GIVEN DATA:
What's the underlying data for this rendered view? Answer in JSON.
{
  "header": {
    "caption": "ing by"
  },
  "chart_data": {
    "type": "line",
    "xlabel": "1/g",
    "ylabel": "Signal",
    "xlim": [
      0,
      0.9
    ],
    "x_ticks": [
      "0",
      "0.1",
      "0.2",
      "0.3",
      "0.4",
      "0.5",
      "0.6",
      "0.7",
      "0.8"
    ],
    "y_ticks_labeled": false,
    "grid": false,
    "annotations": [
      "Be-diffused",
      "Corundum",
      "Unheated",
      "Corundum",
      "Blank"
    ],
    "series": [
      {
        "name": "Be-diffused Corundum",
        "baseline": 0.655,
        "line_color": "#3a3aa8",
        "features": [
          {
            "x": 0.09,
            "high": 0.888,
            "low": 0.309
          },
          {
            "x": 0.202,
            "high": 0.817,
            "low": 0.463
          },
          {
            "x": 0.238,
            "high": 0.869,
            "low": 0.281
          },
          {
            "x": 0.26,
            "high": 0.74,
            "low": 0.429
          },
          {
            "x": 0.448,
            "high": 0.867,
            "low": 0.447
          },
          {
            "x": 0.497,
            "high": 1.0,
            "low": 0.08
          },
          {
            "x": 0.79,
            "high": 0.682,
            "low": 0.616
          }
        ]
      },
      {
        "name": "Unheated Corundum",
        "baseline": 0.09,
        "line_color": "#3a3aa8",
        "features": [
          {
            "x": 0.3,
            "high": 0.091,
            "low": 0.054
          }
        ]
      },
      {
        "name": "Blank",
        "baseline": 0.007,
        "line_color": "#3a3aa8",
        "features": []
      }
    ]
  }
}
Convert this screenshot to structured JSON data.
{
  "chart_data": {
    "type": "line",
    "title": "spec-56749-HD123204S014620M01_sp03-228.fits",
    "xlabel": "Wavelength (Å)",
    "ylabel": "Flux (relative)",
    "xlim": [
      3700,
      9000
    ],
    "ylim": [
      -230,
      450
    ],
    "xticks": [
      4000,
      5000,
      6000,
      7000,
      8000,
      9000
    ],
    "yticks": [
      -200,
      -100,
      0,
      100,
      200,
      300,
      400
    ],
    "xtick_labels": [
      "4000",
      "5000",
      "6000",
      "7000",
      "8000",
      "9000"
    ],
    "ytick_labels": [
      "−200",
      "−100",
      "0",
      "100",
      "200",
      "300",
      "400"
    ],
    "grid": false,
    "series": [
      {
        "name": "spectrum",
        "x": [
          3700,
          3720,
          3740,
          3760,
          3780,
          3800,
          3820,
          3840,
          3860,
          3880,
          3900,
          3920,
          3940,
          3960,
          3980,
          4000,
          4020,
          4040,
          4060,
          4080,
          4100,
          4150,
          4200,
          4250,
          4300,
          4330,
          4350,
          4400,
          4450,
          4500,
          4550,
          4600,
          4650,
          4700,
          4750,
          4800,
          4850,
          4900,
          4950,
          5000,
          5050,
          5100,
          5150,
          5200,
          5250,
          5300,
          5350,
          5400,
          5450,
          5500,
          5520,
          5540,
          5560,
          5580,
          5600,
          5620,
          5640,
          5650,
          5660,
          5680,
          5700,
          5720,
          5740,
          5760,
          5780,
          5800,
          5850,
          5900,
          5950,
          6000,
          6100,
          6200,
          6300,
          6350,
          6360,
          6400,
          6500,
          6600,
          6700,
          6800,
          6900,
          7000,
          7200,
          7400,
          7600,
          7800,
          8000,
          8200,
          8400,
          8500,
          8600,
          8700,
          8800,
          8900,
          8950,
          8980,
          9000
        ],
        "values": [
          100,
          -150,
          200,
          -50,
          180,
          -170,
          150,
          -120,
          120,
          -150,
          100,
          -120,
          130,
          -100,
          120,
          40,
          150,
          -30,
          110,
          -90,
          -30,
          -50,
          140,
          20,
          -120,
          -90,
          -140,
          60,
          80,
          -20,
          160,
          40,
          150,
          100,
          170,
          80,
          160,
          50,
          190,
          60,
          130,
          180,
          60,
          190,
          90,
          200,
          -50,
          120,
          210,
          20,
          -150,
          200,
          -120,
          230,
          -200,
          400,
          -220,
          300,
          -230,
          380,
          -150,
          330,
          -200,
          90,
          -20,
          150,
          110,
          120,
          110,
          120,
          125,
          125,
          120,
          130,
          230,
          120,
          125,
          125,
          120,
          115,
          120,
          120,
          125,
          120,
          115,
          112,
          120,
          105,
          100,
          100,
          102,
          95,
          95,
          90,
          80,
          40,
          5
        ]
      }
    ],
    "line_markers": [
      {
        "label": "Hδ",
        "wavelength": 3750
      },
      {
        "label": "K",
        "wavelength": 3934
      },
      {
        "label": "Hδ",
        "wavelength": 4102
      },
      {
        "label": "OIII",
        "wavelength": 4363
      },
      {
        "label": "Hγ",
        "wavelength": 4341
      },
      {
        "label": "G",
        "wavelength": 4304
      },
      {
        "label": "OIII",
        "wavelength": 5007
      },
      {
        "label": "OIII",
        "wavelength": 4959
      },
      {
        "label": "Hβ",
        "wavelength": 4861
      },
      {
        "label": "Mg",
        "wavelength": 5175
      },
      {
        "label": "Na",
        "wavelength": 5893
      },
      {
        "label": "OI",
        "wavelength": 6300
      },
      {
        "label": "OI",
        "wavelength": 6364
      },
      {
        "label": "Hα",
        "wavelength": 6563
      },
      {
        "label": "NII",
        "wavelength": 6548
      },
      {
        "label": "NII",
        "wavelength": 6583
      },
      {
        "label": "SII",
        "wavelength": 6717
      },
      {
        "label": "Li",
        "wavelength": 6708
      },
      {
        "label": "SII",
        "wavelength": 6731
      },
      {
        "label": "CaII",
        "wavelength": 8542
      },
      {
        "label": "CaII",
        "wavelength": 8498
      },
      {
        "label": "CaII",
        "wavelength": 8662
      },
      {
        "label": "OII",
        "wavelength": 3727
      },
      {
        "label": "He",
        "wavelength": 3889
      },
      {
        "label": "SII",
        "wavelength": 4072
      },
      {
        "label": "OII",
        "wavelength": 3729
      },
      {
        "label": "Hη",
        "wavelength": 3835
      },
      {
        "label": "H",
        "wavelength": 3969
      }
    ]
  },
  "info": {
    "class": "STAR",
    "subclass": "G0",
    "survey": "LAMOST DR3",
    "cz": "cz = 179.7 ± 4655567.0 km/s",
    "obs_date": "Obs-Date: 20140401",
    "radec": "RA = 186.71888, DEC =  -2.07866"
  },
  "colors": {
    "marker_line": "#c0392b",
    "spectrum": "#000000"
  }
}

REQUIRED TASK:
Retype the entries exactly, including every line.

WRITTEN SOLUTION:
What's the underlying data for this rendered view? Answer in JSON.
{
  "header": {
    "caption": "ing by"
  },
  "chart_data": {
    "type": "line",
    "xlabel": "1/g",
    "ylabel": "Signal",
    "xlim": [
      0,
      0.9
    ],
    "x_ticks": [
      "0",
      "0.1",
      "0.2",
      "0.3",
      "0.4",
      "0.5",
      "0.6",
      "0.7",
      "0.8"
    ],
    "y_ticks_labeled": false,
    "grid": false,
    "annotations": [
      "Be-diffused",
      "Corundum",
      "Unheated",
      "Corundum",
      "Blank"
    ],
    "series": [
      {
        "name": "Be-diffused Corundum",
        "baseline": 0.655,
        "line_color": "#3a3aa8",
        "features": [
          {
            "x": 0.09,
            "high": 0.888,
            "low": 0.309
          },
          {
            "x": 0.202,
            "high": 0.817,
            "low": 0.463
          },
          {
            "x": 0.238,
            "high": 0.869,
            "low": 0.281
          },
          {
            "x": 0.26,
            "high": 0.74,
            "low": 0.429
          },
          {
            "x": 0.448,
            "high": 0.867,
            "low": 0.447
          },
          {
            "x": 0.497,
            "high": 1.0,
            "low": 0.08
          },
          {
            "x": 0.79,
            "high": 0.682,
            "low": 0.616
          }
        ]
      },
      {
        "name": "Unheated Corundum",
        "baseline": 0.09,
        "line_color": "#3a3aa8",
        "features": [
          {
            "x": 0.3,
            "high": 0.091,
            "low": 0.054
          }
        ]
      },
      {
        "name": "Blank",
        "baseline": 0.007,
        "line_color": "#3a3aa8",
        "features": []
      }
    ]
  }
}
Convert this screenshot to structured JSON data.
{
  "chart_data": {
    "type": "line",
    "title": "spec-56749-HD123204S014620M01_sp03-228.fits",
    "xlabel": "Wavelength (Å)",
    "ylabel": "Flux (relative)",
    "xlim": [
      3700,
      9000
    ],
    "ylim": [
      -230,
      450
    ],
    "xticks": [
      4000,
      5000,
      6000,
      7000,
      8000,
      9000
    ],
    "yticks": [
      -200,
      -100,
      0,
      100,
      200,
      300,
      400
    ],
    "xtick_labels": [
      "4000",
      "5000",
      "6000",
      "7000",
      "8000",
      "9000"
    ],
    "ytick_labels": [
      "−200",
      "−100",
      "0",
      "100",
      "200",
      "300",
      "400"
    ],
    "grid": false,
    "series": [
      {
        "name": "spectrum",
        "x": [
          3700,
          3720,
          3740,
          3760,
          3780,
          3800,
          3820,
          3840,
          3860,
          3880,
          3900,
          3920,
          3940,
          3960,
          3980,
          4000,
          4020,
          4040,
          4060,
          4080,
          4100,
          4150,
          4200,
          4250,
          4300,
          4330,
          4350,
          4400,
          4450,
          4500,
          4550,
          4600,
          4650,
          4700,
          4750,
          4800,
          4850,
          4900,
          4950,
          5000,
          5050,
          5100,
          5150,
          5200,
          5250,
          5300,
          5350,
          5400,
          5450,
          5500,
          5520,
          5540,
          5560,
          5580,
          5600,
          5620,
          5640,
          5650,
          5660,
          5680,
          5700,
          5720,
          5740,
          5760,
          5780,
          5800,
          5850,
          5900,
          5950,
          6000,
          6100,
          6200,
          6300,
          6350,
          6360,
          6400,
          6500,
          6600,
          6700,
          6800,
          6900,
          7000,
          7200,
          7400,
          7600,
          7800,
          8000,
          8200,
          8400,
          8500,
          8600,
          8700,
          8800,
          8900,
          8950,
          8980,
          9000
        ],
        "values": [
          100,
          -150,
          200,
          -50,
          180,
          -170,
          150,
          -120,
          120,
          -150,
          100,
          -120,
          130,
          -100,
          120,
          40,
          150,
          -30,
          110,
          -90,
          -30,
          -50,
          140,
          20,
          -120,
          -90,
          -140,
          60,
          80,
          -20,
          160,
          40,
          150,
          100,
          170,
          80,
          160,
          50,
          190,
          60,
          130,
          180,
          60,
          190,
          90,
          200,
          -50,
          120,
          210,
          20,
          -150,
          200,
          -120,
          230,
          -200,
          400,
          -220,
          300,
          -230,
          380,
          -150,
          330,
          -200,
          90,
          -20,
          150,
          110,
          120,
          110,
          120,
          125,
          125,
          120,
          130,
          230,
          120,
          125,
          125,
          120,
          115,
          120,
          120,
          125,
          120,
          115,
          112,
          120,
          105,
          100,
          100,
          102,
          95,
          95,
          90,
          80,
          40,
          5
        ]
      }
    ],
    "line_markers": [
      {
        "label": "Hδ",
        "wavelength": 3750
      },
      {
        "label": "K",
        "wavelength": 3934
      },
      {
        "label": "Hδ",
        "wavelength": 4102
      },
      {
        "label": "OIII",
        "wavelength": 4363
      },
      {
        "label": "Hγ",
        "wavelength": 4341
      },
      {
        "label": "G",
        "wavelength": 4304
      },
      {
        "label": "OIII",
        "wavelength": 5007
      },
      {
        "label": "OIII",
        "wavelength": 4959
      },
      {
        "label": "Hβ",
        "wavelength": 4861
      },
      {
        "label": "Mg",
        "wavelength": 5175
      },
      {
        "label": "Na",
        "wavelength": 5893
      },
      {
        "label": "OI",
        "wavelength": 6300
      },
      {
        "label": "OI",
        "wavelength": 6364
      },
      {
        "label": "Hα",
        "wavelength": 6563
      },
      {
        "label": "NII",
        "wavelength": 6548
      },
      {
        "label": "NII",
        "wavelength": 6583
      },
      {
        "label": "SII",
        "wavelength": 6717
      },
      {
        "label": "Li",
        "wavelength": 6708
      },
      {
        "label": "SII",
        "wavelength": 6731
      },
      {
        "label": "CaII",
        "wavelength": 8542
      },
      {
        "label": "CaII",
        "wavelength": 8498
      },
      {
        "label": "CaII",
        "wavelength": 8662
      },
      {
        "label": "OII",
        "wavelength": 3727
      },
      {
        "label": "He",
        "wavelength": 3889
      },
      {
        "label": "SII",
        "wavelength": 4072
      },
      {
        "label": "OII",
        "wavelength": 3729
      },
      {
        "label": "Hη",
        "wavelength": 3835
      },
      {
        "label": "H",
        "wavelength": 3969
      }
    ]
  },
  "info": {
    "class": "STAR",
    "subclass": "G0",
    "survey": "LAMOST DR3",
    "cz": "cz = 179.7 ± 4655567.0 km/s",
    "obs_date": "Obs-Date: 20140401",
    "radec": "RA = 186.71888, DEC =  -2.07866"
  },
  "colors": {
    "marker_line": "#c0392b",
    "spectrum": "#000000"
  }
}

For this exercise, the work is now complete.